#### Data to use:
====
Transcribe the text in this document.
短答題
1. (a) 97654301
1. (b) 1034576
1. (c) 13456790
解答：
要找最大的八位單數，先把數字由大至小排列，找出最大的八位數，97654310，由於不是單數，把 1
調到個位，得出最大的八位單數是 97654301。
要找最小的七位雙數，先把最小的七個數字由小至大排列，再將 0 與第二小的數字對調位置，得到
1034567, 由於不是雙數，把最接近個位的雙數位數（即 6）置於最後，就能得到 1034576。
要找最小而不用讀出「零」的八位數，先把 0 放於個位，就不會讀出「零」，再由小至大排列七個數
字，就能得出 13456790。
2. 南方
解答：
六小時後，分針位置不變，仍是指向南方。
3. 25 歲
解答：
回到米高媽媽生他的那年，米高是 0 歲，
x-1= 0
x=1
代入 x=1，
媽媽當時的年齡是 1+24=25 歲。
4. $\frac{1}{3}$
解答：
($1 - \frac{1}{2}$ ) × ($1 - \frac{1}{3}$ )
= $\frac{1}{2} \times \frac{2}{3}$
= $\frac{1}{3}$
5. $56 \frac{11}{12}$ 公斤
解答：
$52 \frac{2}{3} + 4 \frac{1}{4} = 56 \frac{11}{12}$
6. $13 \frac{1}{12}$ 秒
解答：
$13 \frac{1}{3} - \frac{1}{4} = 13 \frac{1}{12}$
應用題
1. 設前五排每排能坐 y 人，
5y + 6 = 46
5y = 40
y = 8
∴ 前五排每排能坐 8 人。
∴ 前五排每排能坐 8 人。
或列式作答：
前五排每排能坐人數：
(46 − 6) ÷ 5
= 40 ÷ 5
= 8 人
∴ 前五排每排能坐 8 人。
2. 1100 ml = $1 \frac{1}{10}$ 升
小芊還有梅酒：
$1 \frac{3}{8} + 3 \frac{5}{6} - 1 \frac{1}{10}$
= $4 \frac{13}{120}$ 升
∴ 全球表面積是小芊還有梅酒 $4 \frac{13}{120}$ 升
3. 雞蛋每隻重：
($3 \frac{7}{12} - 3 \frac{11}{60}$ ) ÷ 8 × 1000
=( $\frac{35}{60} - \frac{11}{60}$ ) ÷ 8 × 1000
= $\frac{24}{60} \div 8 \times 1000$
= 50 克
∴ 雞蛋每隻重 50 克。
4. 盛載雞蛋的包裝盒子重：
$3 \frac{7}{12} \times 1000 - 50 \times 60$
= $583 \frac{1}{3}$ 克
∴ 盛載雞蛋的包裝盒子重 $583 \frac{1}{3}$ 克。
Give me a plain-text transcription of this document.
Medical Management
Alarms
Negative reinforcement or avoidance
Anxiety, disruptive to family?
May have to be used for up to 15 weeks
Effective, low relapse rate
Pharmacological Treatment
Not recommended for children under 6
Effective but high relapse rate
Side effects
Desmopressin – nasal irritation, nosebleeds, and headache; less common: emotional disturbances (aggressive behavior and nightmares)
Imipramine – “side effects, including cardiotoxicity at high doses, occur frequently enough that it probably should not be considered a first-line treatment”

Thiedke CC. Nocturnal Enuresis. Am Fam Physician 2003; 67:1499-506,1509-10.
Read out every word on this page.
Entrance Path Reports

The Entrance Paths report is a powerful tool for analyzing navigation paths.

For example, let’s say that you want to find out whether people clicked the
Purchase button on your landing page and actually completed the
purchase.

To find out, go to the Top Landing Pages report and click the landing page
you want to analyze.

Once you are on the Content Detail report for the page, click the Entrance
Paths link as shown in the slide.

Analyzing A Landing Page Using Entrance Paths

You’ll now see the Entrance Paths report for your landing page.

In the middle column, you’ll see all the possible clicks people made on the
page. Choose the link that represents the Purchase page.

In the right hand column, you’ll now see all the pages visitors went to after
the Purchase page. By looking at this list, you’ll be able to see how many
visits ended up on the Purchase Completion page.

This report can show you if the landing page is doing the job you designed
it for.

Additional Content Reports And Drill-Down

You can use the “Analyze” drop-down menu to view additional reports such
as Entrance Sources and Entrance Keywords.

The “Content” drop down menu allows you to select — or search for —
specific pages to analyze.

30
====
#### Directions:
From the first line to the last, please quote the material above exactly.

#### Worked solution:
Transcribe the text in this document.
短答題
1. (a) 97654301
1. (b) 1034576
1. (c) 13456790
解答：
要找最大的八位單數，先把數字由大至小排列，找出最大的八位數，97654310，由於不是單數，把 1
調到個位，得出最大的八位單數是 97654301。
要找最小的七位雙數，先把最小的七個數字由小至大排列，再將 0 與第二小的數字對調位置，得到
1034567, 由於不是雙數，把最接近個位的雙數位數（即 6）置於最後，就能得到 1034576。
要找最小而不用讀出「零」的八位數，先把 0 放於個位，就不會讀出「零」，再由小至大排列七個數
字，就能得出 13456790。
2. 南方
解答：
六小時後，分針位置不變，仍是指向南方。
3. 25 歲
解答：
回到米高媽媽生他的那年，米高是 0 歲，
x-1= 0
x=1
代入 x=1，
媽媽當時的年齡是 1+24=25 歲。
4. $\frac{1}{3}$
解答：
($1 - \frac{1}{2}$ ) × ($1 - \frac{1}{3}$ )
= $\frac{1}{2} \times \frac{2}{3}$
= $\frac{1}{3}$
5. $56 \frac{11}{12}$ 公斤
解答：
$52 \frac{2}{3} + 4 \frac{1}{4} = 56 \frac{11}{12}$
6. $13 \frac{1}{12}$ 秒
解答：
$13 \frac{1}{3} - \frac{1}{4} = 13 \frac{1}{12}$
應用題
1. 設前五排每排能坐 y 人，
5y + 6 = 46
5y = 40
y = 8
∴ 前五排每排能坐 8 人。
∴ 前五排每排能坐 8 人。
或列式作答：
前五排每排能坐人數：
(46 − 6) ÷ 5
= 40 ÷ 5
= 8 人
∴ 前五排每排能坐 8 人。
2. 1100 ml = $1 \frac{1}{10}$ 升
小芊還有梅酒：
$1 \frac{3}{8} + 3 \frac{5}{6} - 1 \frac{1}{10}$
= $4 \frac{13}{120}$ 升
∴ 全球表面積是小芊還有梅酒 $4 \frac{13}{120}$ 升
3. 雞蛋每隻重：
($3 \frac{7}{12} - 3 \frac{11}{60}$ ) ÷ 8 × 1000
=( $\frac{35}{60} - \frac{11}{60}$ ) ÷ 8 × 1000
= $\frac{24}{60} \div 8 \times 1000$
= 50 克
∴ 雞蛋每隻重 50 克。
4. 盛載雞蛋的包裝盒子重：
$3 \frac{7}{12} \times 1000 - 50 \times 60$
= $583 \frac{1}{3}$ 克
∴ 盛載雞蛋的包裝盒子重 $583 \frac{1}{3}$ 克。
Give me a plain-text transcription of this document.
Medical Management
Alarms
Negative reinforcement or avoidance
Anxiety, disruptive to family?
May have to be used for up to 15 weeks
Effective, low relapse rate
Pharmacological Treatment
Not recommended for children under 6
Effective but high relapse rate
Side effects
Desmopressin – nasal irritation, nosebleeds, and headache; less common: emotional disturbances (aggressive behavior and nightmares)
Imipramine – “side effects, including cardiotoxicity at high doses, occur frequently enough that it probably should not be considered a first-line treatment”

Thiedke CC. Nocturnal Enuresis. Am Fam Physician 2003; 67:1499-506,1509-10.
Read out every word on this page.
Entrance Path Reports

The Entrance Paths report is a powerful tool for analyzing navigation paths.

For example, let’s say that you want to find out whether people clicked the
Purchase button on your landing page and actually completed the
purchase.

To find out, go to the Top Landing Pages report and click the landing page
you want to analyze.

Once you are on the Content Detail report for the page, click the Entrance
Paths link as shown in the slide.

Analyzing A Landing Page Using Entrance Paths

You’ll now see the Entrance Paths report for your landing page.

In the middle column, you’ll see all the possible clicks people made on the
page. Choose the link that represents the Purchase page.

In the right hand column, you’ll now see all the pages visitors went to after
the Purchase page. By looking at this list, you’ll be able to see how many
visits ended up on the Purchase Completion page.

This report can show you if the landing page is doing the job you designed
it for.

Additional Content Reports And Drill-Down

You can use the “Analyze” drop-down menu to view additional reports such
as Entrance Sources and Entrance Keywords.

The “Content” drop down menu allows you to select — or search for —
specific pages to analyze.

30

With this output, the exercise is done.